Element placement data
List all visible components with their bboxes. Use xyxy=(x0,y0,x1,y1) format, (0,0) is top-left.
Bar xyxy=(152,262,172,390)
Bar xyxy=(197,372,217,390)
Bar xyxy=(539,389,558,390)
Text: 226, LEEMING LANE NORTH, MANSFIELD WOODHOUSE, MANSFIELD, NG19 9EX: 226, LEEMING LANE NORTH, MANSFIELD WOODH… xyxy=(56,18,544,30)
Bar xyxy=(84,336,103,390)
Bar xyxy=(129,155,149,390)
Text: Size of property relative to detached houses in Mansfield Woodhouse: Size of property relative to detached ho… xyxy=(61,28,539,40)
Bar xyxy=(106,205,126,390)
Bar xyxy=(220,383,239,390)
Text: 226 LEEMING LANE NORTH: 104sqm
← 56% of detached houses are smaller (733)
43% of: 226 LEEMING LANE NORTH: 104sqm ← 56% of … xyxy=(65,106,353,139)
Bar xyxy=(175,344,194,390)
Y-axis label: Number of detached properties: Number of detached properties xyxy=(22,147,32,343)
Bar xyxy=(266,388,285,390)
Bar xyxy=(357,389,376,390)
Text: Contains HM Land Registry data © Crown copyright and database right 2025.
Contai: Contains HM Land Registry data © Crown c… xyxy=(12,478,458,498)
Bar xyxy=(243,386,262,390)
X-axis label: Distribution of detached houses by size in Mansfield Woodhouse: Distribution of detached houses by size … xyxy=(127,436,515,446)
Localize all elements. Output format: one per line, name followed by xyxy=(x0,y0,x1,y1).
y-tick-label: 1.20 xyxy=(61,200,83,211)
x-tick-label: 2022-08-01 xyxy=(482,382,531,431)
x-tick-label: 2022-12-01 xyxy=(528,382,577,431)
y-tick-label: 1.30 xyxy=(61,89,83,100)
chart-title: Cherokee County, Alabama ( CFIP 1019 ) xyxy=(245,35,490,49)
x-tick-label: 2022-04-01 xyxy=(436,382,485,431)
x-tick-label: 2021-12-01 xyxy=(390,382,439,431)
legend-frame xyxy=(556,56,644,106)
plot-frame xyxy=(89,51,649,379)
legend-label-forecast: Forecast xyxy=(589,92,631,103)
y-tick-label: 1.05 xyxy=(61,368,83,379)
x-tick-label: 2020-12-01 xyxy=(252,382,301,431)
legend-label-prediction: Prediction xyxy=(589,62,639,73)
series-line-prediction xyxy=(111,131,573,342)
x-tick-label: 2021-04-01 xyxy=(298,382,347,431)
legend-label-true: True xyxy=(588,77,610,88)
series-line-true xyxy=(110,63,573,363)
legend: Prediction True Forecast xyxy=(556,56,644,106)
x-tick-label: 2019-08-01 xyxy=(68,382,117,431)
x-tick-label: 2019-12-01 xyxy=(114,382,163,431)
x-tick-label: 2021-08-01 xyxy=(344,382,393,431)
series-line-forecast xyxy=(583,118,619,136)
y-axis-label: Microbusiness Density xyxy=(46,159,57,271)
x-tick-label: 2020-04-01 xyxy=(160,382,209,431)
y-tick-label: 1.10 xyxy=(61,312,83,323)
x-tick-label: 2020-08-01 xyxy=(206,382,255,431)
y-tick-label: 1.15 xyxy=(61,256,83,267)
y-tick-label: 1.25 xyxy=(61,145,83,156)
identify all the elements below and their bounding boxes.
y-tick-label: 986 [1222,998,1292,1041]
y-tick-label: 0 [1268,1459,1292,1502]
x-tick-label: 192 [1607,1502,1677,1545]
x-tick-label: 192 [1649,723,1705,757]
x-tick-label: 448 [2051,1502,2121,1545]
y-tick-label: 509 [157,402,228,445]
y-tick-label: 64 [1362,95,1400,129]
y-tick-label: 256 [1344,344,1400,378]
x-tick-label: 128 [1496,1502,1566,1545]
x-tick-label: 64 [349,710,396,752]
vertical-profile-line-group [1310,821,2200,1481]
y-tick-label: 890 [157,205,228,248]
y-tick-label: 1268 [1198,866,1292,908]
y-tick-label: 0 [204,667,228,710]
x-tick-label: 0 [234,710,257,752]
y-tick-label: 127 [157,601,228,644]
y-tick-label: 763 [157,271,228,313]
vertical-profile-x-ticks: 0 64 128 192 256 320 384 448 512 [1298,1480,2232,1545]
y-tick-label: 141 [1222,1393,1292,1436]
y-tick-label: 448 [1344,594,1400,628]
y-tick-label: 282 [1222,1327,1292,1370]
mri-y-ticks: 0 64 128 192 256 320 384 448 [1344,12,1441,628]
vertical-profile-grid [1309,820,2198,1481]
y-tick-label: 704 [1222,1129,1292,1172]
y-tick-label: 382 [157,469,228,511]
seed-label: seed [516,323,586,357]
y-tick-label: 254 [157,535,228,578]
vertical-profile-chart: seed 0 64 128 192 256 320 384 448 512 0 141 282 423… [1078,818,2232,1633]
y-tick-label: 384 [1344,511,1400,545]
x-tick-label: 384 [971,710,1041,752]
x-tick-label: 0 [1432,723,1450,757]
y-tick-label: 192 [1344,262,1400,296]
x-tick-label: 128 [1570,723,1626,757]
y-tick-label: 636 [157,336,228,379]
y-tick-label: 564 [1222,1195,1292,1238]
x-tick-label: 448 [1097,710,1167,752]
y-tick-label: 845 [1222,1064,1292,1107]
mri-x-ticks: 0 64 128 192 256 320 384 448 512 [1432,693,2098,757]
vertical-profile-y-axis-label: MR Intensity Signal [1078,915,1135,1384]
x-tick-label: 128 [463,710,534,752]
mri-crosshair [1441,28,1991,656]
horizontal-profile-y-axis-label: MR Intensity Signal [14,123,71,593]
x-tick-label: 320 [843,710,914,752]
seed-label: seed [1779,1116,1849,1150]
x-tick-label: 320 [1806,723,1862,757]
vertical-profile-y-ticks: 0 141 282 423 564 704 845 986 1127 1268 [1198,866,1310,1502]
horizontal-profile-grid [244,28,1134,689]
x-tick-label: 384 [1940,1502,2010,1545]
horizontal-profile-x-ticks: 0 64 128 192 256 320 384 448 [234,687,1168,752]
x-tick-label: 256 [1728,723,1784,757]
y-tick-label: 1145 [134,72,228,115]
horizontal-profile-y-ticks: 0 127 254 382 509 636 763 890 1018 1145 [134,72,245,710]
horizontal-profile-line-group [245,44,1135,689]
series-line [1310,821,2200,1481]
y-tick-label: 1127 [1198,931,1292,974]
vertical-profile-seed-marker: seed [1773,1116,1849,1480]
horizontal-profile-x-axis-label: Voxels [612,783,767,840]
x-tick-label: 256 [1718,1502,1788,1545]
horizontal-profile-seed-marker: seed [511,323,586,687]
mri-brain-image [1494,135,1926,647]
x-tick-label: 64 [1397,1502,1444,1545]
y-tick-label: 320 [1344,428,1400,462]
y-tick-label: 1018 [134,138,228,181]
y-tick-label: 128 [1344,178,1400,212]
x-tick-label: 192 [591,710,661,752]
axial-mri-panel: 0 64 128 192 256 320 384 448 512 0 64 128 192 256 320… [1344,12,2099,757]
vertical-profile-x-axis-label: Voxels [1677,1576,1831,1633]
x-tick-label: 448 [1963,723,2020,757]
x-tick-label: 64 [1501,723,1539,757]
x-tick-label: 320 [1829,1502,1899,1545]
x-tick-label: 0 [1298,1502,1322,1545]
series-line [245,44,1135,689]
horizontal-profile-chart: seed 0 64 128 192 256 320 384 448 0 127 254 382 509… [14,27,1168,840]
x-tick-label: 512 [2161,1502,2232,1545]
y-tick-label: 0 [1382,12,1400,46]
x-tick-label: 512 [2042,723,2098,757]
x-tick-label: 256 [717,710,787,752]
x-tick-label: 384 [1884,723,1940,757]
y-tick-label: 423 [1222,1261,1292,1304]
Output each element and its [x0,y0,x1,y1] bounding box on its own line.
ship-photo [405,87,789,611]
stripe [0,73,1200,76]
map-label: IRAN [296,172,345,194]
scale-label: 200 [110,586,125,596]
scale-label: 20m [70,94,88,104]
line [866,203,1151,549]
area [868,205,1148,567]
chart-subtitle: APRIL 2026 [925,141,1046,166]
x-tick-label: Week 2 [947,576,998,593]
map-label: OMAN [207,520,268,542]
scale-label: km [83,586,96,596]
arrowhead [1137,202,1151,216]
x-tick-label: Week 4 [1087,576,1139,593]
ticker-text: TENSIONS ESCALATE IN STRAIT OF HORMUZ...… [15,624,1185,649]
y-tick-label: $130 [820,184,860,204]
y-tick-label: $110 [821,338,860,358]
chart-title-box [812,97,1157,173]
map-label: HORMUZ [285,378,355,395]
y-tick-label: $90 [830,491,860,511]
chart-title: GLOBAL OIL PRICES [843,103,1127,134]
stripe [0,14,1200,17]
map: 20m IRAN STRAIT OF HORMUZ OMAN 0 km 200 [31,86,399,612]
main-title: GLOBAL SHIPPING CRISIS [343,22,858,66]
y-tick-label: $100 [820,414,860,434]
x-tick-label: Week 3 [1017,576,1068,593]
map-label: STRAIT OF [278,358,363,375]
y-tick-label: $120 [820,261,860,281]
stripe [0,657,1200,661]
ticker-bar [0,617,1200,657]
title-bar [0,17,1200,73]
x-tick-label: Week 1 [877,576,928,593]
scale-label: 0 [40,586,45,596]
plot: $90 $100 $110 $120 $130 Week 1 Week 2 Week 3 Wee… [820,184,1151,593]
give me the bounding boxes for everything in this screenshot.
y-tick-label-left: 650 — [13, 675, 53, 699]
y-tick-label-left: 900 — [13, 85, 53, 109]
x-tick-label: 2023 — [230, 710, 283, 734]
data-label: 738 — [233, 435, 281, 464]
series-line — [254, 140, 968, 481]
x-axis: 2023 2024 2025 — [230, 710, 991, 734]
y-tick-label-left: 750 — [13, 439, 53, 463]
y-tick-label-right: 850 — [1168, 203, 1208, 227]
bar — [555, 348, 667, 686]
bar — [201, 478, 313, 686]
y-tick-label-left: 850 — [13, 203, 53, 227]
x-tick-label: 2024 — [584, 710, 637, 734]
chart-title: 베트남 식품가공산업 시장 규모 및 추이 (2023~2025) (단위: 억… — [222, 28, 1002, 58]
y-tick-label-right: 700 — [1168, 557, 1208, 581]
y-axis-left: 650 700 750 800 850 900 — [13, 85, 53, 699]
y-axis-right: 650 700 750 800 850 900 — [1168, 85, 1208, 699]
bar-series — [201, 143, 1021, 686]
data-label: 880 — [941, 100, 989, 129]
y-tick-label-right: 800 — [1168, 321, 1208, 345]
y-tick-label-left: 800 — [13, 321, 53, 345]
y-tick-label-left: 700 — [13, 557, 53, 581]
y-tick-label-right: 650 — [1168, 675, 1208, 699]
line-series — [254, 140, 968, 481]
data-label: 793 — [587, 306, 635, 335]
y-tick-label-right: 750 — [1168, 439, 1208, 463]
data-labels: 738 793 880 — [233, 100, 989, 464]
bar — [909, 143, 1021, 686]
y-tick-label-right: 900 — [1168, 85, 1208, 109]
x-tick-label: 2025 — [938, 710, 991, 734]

Problem requirements → Substitute "y-axis-tick-label" for every "y-tick-label" in everything from the start of the lines down to the line containing "chart-title: Cherokee County, Alabama", and output those lines with nothing else changed.

Solved problem →
List all visible components with their bboxes. Use xyxy=(x0,y0,x1,y1) format, (0,0) is top-left.
Bar xyxy=(152,262,172,390)
Bar xyxy=(197,372,217,390)
Bar xyxy=(539,389,558,390)
Text: 226, LEEMING LANE NORTH, MANSFIELD WOODHOUSE, MANSFIELD, NG19 9EX: 226, LEEMING LANE NORTH, MANSFIELD WOODH… xyxy=(56,18,544,30)
Bar xyxy=(84,336,103,390)
Bar xyxy=(129,155,149,390)
Text: Size of property relative to detached houses in Mansfield Woodhouse: Size of property relative to detached ho… xyxy=(61,28,539,40)
Bar xyxy=(106,205,126,390)
Bar xyxy=(220,383,239,390)
Text: 226 LEEMING LANE NORTH: 104sqm
← 56% of detached houses are smaller (733)
43% of: 226 LEEMING LANE NORTH: 104sqm ← 56% of … xyxy=(65,106,353,139)
Bar xyxy=(175,344,194,390)
Y-axis label: Number of detached properties: Number of detached properties xyxy=(22,147,32,343)
Bar xyxy=(266,388,285,390)
Bar xyxy=(357,389,376,390)
Text: Contains HM Land Registry data © Crown copyright and database right 2025.
Contai: Contains HM Land Registry data © Crown c… xyxy=(12,478,458,498)
Bar xyxy=(243,386,262,390)
X-axis label: Distribution of detached houses by size in Mansfield Woodhouse: Distribution of detached houses by size … xyxy=(127,436,515,446)
Localize all elements. Output format: one per line, name followed by xyxy=(x0,y0,x1,y1).
y-axis-tick-label: 1.20 xyxy=(61,200,83,211)
x-tick-label: 2022-08-01 xyxy=(482,382,531,431)
x-tick-label: 2022-12-01 xyxy=(528,382,577,431)
y-axis-tick-label: 1.30 xyxy=(61,89,83,100)
chart-title: Cherokee County, Alabama ( CFIP 1019 ) xyxy=(245,35,490,49)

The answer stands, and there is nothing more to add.